Job: In the listing below, identify each line with the word "marker" and return those lines.

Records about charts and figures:
#####

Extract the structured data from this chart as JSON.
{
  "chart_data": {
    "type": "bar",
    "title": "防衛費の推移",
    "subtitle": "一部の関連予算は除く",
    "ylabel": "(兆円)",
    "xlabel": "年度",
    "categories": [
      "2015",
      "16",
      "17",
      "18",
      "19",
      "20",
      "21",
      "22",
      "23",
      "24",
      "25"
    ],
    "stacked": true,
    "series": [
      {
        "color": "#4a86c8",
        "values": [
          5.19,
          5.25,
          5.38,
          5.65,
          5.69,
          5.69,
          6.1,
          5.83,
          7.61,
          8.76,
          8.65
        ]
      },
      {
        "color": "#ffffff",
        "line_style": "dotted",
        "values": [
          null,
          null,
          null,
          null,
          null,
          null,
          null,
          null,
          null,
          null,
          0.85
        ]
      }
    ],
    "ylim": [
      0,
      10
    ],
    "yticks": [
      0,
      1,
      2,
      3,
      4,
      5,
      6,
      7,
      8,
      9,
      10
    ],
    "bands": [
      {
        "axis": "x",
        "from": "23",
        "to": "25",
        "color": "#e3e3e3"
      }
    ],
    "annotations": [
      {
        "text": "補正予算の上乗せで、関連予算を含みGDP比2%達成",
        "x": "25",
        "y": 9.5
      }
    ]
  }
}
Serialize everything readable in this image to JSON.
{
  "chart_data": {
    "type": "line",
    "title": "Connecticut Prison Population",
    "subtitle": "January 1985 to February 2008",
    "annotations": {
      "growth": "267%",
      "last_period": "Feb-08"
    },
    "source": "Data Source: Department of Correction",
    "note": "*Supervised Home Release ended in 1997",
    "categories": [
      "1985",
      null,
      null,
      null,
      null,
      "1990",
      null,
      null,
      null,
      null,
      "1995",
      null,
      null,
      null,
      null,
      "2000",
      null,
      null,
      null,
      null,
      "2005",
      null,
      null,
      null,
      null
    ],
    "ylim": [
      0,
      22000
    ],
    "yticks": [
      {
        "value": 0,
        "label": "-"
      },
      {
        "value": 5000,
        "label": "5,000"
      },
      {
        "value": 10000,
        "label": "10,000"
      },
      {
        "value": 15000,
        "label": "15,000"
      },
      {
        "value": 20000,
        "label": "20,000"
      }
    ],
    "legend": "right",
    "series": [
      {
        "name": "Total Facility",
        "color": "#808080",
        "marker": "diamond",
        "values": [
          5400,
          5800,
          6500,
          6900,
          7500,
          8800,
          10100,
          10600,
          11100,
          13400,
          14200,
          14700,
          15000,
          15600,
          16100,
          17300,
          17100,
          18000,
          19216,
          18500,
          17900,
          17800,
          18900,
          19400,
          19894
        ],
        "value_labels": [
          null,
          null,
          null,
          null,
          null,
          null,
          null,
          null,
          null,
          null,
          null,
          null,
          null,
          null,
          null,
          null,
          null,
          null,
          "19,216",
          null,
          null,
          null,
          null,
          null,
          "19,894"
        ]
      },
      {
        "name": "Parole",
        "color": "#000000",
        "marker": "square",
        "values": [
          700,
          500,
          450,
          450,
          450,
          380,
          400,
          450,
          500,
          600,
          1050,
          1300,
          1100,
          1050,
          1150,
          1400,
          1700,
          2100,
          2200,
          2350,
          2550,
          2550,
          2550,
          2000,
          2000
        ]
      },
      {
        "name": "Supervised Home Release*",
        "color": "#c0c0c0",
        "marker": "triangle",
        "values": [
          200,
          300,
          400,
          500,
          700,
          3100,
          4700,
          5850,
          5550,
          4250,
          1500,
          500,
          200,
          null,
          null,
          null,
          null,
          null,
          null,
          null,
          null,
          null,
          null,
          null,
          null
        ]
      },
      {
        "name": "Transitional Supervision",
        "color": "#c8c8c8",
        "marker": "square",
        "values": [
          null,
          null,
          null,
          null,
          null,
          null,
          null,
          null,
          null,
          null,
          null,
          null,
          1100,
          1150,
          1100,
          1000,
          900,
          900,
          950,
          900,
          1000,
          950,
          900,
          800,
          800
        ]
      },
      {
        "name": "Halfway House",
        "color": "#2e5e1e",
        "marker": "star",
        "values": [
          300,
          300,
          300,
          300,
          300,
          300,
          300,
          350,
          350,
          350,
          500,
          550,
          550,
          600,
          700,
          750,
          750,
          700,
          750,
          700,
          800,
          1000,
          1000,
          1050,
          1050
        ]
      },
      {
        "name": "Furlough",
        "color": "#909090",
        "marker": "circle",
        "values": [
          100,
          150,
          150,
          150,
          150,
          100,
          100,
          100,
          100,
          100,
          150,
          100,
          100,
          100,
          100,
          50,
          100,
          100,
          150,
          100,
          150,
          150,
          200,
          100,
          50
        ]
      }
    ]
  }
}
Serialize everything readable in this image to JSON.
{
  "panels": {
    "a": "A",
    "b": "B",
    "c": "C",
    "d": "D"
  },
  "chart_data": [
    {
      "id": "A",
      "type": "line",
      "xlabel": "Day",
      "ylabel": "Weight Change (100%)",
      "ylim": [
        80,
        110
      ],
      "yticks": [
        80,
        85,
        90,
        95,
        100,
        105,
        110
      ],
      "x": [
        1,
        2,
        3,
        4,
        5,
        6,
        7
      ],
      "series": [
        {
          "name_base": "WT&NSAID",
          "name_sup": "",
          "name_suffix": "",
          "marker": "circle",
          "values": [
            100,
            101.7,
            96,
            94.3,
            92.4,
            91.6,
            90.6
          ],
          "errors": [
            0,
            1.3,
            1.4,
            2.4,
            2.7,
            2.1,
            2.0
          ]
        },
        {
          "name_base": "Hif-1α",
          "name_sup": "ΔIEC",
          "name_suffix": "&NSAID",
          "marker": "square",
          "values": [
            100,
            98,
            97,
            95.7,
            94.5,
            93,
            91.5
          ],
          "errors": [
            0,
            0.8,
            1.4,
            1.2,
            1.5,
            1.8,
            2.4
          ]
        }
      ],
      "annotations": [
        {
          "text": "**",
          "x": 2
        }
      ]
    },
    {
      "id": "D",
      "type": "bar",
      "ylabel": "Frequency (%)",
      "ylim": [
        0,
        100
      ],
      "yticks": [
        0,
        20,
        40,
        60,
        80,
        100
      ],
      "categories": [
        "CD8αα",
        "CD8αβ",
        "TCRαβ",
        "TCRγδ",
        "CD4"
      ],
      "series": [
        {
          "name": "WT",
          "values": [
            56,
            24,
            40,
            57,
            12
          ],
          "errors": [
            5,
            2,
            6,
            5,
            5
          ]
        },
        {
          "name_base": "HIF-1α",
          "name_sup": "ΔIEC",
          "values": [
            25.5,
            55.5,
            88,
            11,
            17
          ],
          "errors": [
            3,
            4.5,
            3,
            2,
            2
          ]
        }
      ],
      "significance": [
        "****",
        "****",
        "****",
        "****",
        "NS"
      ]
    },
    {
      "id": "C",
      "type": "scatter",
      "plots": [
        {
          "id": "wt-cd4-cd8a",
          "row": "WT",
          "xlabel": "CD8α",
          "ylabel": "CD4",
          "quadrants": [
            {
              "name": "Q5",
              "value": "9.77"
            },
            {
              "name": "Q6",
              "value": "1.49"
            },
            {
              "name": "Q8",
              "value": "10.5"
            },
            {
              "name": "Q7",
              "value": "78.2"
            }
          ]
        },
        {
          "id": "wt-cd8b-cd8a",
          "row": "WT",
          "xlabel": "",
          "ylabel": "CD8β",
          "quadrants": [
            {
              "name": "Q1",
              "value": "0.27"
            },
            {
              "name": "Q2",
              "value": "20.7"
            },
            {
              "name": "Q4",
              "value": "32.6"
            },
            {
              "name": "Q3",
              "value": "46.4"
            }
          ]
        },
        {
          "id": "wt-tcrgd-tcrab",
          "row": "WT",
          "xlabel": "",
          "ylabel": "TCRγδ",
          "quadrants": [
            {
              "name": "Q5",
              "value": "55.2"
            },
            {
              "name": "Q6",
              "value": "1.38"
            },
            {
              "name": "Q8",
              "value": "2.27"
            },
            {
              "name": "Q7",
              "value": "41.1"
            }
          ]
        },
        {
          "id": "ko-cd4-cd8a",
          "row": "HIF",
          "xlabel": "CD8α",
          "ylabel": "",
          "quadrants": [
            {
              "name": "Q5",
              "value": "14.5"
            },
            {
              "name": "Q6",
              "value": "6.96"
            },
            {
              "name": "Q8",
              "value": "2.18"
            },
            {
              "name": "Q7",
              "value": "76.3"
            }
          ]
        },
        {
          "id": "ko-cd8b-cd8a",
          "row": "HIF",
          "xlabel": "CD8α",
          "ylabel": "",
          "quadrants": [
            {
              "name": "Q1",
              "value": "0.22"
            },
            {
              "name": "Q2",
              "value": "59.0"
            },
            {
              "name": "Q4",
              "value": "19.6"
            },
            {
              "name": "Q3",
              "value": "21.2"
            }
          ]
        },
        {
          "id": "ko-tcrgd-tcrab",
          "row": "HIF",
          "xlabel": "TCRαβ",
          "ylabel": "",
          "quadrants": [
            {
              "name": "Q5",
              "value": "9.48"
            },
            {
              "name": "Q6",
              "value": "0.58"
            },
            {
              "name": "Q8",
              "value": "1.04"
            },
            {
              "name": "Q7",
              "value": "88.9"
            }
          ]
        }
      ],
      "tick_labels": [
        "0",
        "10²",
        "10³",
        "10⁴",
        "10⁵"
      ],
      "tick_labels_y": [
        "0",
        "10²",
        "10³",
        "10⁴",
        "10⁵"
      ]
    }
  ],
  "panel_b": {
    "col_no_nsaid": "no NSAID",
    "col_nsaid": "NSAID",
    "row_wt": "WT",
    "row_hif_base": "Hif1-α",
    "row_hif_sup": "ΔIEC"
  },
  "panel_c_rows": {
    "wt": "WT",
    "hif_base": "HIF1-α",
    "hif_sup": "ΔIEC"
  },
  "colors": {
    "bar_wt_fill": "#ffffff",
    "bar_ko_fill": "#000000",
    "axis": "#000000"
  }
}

#####

Task response:
        "marker": "diamond",
        "marker": "square",
        "marker": "triangle",
        "marker": "square",
        "marker": "star",
        "marker": "circle",
          "marker": "circle",
          "marker": "square",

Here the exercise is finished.